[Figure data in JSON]
"""

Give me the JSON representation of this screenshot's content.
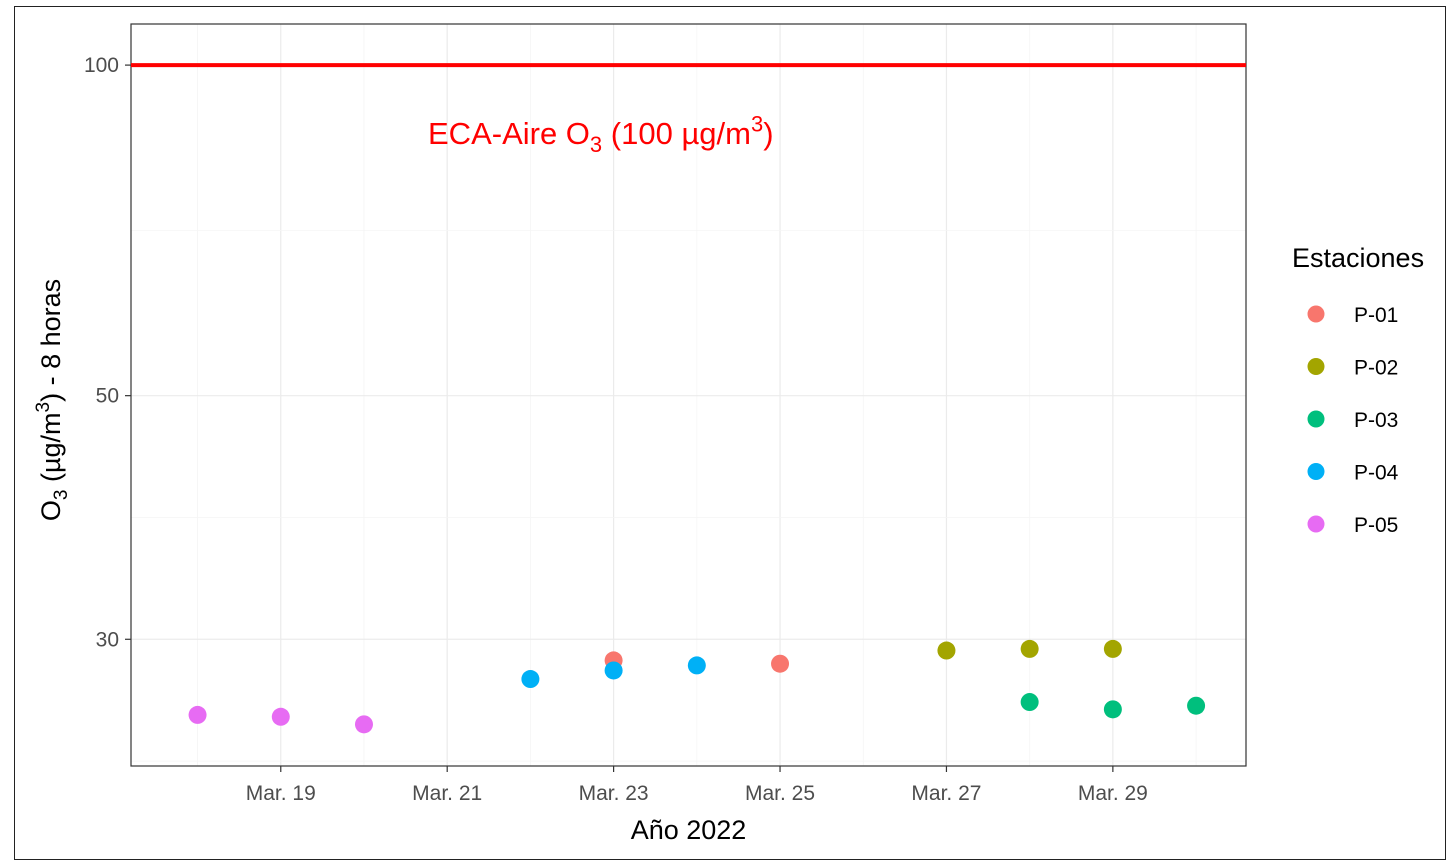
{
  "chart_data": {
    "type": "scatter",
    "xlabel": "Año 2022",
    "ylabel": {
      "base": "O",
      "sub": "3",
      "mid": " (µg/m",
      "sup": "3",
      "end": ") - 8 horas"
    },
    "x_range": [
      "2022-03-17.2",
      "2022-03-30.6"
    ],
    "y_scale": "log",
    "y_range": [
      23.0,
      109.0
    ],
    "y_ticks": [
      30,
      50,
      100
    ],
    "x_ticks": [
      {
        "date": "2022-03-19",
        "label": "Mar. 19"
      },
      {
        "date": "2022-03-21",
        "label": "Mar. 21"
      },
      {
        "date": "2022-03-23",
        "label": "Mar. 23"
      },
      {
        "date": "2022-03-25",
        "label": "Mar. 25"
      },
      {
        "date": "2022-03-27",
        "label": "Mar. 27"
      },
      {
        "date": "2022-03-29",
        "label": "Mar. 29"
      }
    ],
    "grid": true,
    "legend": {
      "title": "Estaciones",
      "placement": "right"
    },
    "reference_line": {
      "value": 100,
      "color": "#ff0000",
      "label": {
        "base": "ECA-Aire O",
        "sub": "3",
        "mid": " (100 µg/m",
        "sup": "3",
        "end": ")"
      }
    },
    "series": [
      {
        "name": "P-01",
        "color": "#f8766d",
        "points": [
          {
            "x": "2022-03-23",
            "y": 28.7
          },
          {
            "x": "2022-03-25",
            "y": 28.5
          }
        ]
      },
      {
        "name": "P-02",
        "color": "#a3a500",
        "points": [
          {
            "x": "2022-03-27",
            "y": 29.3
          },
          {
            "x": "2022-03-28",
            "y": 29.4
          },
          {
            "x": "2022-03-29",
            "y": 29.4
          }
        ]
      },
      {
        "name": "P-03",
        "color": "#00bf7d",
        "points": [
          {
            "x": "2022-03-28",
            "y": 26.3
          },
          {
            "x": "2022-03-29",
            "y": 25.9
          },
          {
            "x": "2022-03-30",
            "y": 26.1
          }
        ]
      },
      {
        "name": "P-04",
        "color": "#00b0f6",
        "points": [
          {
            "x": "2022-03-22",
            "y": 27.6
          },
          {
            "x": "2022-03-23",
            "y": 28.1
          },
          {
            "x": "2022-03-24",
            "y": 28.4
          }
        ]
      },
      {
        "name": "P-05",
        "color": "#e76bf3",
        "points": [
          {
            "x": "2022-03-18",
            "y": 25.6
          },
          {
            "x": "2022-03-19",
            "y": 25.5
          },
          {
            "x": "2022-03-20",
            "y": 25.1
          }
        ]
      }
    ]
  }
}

"""

## Written exercise
Reproduce the material in full, word for word, and omit the pictures.

## In response
Give me the JSON representation of this screenshot's content.
{
  "chart_data": {
    "type": "scatter",
    "xlabel": "Año 2022",
    "ylabel": {
      "base": "O",
      "sub": "3",
      "mid": " (µg/m",
      "sup": "3",
      "end": ") - 8 horas"
    },
    "x_range": [
      "2022-03-17.2",
      "2022-03-30.6"
    ],
    "y_scale": "log",
    "y_range": [
      23.0,
      109.0
    ],
    "y_ticks": [
      30,
      50,
      100
    ],
    "x_ticks": [
      {
        "date": "2022-03-19",
        "label": "Mar. 19"
      },
      {
        "date": "2022-03-21",
        "label": "Mar. 21"
      },
      {
        "date": "2022-03-23",
        "label": "Mar. 23"
      },
      {
        "date": "2022-03-25",
        "label": "Mar. 25"
      },
      {
        "date": "2022-03-27",
        "label": "Mar. 27"
      },
      {
        "date": "2022-03-29",
        "label": "Mar. 29"
      }
    ],
    "grid": true,
    "legend": {
      "title": "Estaciones",
      "placement": "right"
    },
    "reference_line": {
      "value": 100,
      "color": "#ff0000",
      "label": {
        "base": "ECA-Aire O",
        "sub": "3",
        "mid": " (100 µg/m",
        "sup": "3",
        "end": ")"
      }
    },
    "series": [
      {
        "name": "P-01",
        "color": "#f8766d",
        "points": [
          {
            "x": "2022-03-23",
            "y": 28.7
          },
          {
            "x": "2022-03-25",
            "y": 28.5
          }
        ]
      },
      {
        "name": "P-02",
        "color": "#a3a500",
        "points": [
          {
            "x": "2022-03-27",
            "y": 29.3
          },
          {
            "x": "2022-03-28",
            "y": 29.4
          },
          {
            "x": "2022-03-29",
            "y": 29.4
          }
        ]
      },
      {
        "name": "P-03",
        "color": "#00bf7d",
        "points": [
          {
            "x": "2022-03-28",
            "y": 26.3
          },
          {
            "x": "2022-03-29",
            "y": 25.9
          },
          {
            "x": "2022-03-30",
            "y": 26.1
          }
        ]
      },
      {
        "name": "P-04",
        "color": "#00b0f6",
        "points": [
          {
            "x": "2022-03-22",
            "y": 27.6
          },
          {
            "x": "2022-03-23",
            "y": 28.1
          },
          {
            "x": "2022-03-24",
            "y": 28.4
          }
        ]
      },
      {
        "name": "P-05",
        "color": "#e76bf3",
        "points": [
          {
            "x": "2022-03-18",
            "y": 25.6
          },
          {
            "x": "2022-03-19",
            "y": 25.5
          },
          {
            "x": "2022-03-20",
            "y": 25.1
          }
        ]
      }
    ]
  }
}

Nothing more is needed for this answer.